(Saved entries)

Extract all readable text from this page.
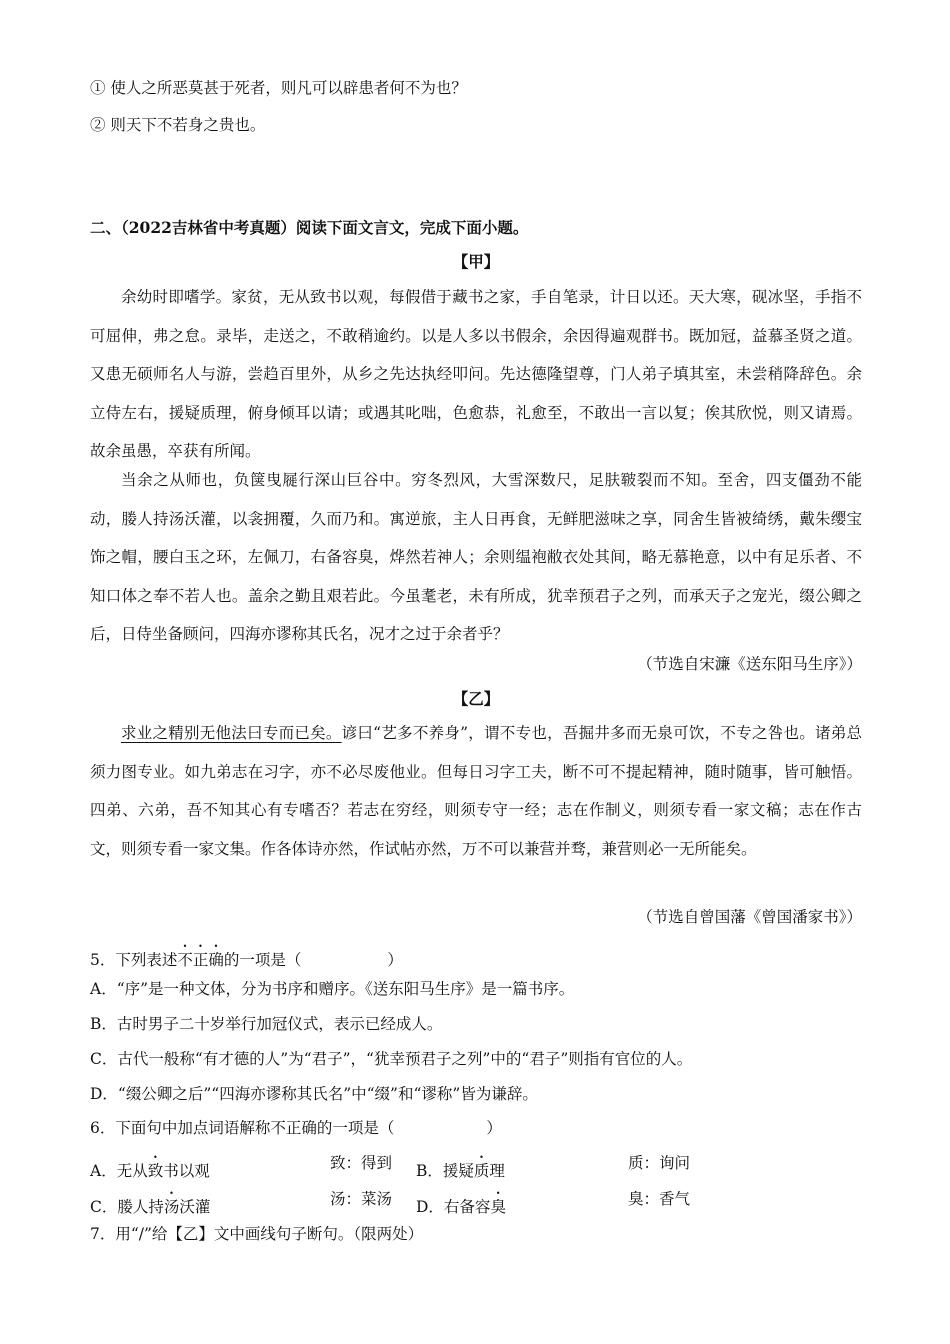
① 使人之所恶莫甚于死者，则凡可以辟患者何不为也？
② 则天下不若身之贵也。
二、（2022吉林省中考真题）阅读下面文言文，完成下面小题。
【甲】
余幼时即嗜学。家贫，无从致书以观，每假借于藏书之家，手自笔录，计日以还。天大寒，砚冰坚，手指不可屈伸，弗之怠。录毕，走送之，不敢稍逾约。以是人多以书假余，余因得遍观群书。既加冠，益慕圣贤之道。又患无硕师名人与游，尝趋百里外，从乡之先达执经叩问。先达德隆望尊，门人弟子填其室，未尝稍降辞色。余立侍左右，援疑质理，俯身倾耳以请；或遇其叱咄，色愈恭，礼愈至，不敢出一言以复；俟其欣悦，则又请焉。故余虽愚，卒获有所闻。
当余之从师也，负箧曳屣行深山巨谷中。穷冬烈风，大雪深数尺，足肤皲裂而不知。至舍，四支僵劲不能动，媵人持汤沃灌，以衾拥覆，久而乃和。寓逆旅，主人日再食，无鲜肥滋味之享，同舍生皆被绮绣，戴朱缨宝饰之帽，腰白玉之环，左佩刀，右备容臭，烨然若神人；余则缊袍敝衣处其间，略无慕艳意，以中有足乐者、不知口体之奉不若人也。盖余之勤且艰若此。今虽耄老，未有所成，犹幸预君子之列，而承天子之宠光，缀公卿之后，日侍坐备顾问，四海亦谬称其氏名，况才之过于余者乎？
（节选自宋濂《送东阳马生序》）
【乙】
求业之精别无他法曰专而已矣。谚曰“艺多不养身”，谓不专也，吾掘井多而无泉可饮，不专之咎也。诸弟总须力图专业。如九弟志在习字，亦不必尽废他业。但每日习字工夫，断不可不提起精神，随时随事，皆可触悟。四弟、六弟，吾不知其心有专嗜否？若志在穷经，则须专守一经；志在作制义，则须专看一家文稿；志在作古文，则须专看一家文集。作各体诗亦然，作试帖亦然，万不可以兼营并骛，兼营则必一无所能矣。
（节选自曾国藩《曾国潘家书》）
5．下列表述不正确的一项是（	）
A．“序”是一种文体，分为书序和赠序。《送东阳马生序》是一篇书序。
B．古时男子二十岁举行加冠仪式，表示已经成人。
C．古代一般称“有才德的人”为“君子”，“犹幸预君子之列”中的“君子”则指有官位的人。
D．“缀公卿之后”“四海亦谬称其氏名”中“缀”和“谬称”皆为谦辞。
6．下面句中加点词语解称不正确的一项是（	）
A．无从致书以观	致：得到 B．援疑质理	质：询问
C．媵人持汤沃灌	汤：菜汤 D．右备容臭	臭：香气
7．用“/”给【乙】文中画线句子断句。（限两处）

*Problem to solve*:
Output every entry word for word, but omit the pictures.

*The completed task*:
Extract all readable text from this page.
① 使人之所恶莫甚于死者，则凡可以辟患者何不为也？
② 则天下不若身之贵也。
二、（2022吉林省中考真题）阅读下面文言文，完成下面小题。
【甲】
余幼时即嗜学。家贫，无从致书以观，每假借于藏书之家，手自笔录，计日以还。天大寒，砚冰坚，手指不可屈伸，弗之怠。录毕，走送之，不敢稍逾约。以是人多以书假余，余因得遍观群书。既加冠，益慕圣贤之道。又患无硕师名人与游，尝趋百里外，从乡之先达执经叩问。先达德隆望尊，门人弟子填其室，未尝稍降辞色。余立侍左右，援疑质理，俯身倾耳以请；或遇其叱咄，色愈恭，礼愈至，不敢出一言以复；俟其欣悦，则又请焉。故余虽愚，卒获有所闻。
当余之从师也，负箧曳屣行深山巨谷中。穷冬烈风，大雪深数尺，足肤皲裂而不知。至舍，四支僵劲不能动，媵人持汤沃灌，以衾拥覆，久而乃和。寓逆旅，主人日再食，无鲜肥滋味之享，同舍生皆被绮绣，戴朱缨宝饰之帽，腰白玉之环，左佩刀，右备容臭，烨然若神人；余则缊袍敝衣处其间，略无慕艳意，以中有足乐者、不知口体之奉不若人也。盖余之勤且艰若此。今虽耄老，未有所成，犹幸预君子之列，而承天子之宠光，缀公卿之后，日侍坐备顾问，四海亦谬称其氏名，况才之过于余者乎？
（节选自宋濂《送东阳马生序》）
【乙】
求业之精别无他法曰专而已矣。谚曰“艺多不养身”，谓不专也，吾掘井多而无泉可饮，不专之咎也。诸弟总须力图专业。如九弟志在习字，亦不必尽废他业。但每日习字工夫，断不可不提起精神，随时随事，皆可触悟。四弟、六弟，吾不知其心有专嗜否？若志在穷经，则须专守一经；志在作制义，则须专看一家文稿；志在作古文，则须专看一家文集。作各体诗亦然，作试帖亦然，万不可以兼营并骛，兼营则必一无所能矣。
（节选自曾国藩《曾国潘家书》）
5．下列表述不正确的一项是（	）
A．“序”是一种文体，分为书序和赠序。《送东阳马生序》是一篇书序。
B．古时男子二十岁举行加冠仪式，表示已经成人。
C．古代一般称“有才德的人”为“君子”，“犹幸预君子之列”中的“君子”则指有官位的人。
D．“缀公卿之后”“四海亦谬称其氏名”中“缀”和“谬称”皆为谦辞。
6．下面句中加点词语解称不正确的一项是（	）
A．无从致书以观	致：得到 B．援疑质理	质：询问
C．媵人持汤沃灌	汤：菜汤 D．右备容臭	臭：香气
7．用“/”给【乙】文中画线句子断句。（限两处）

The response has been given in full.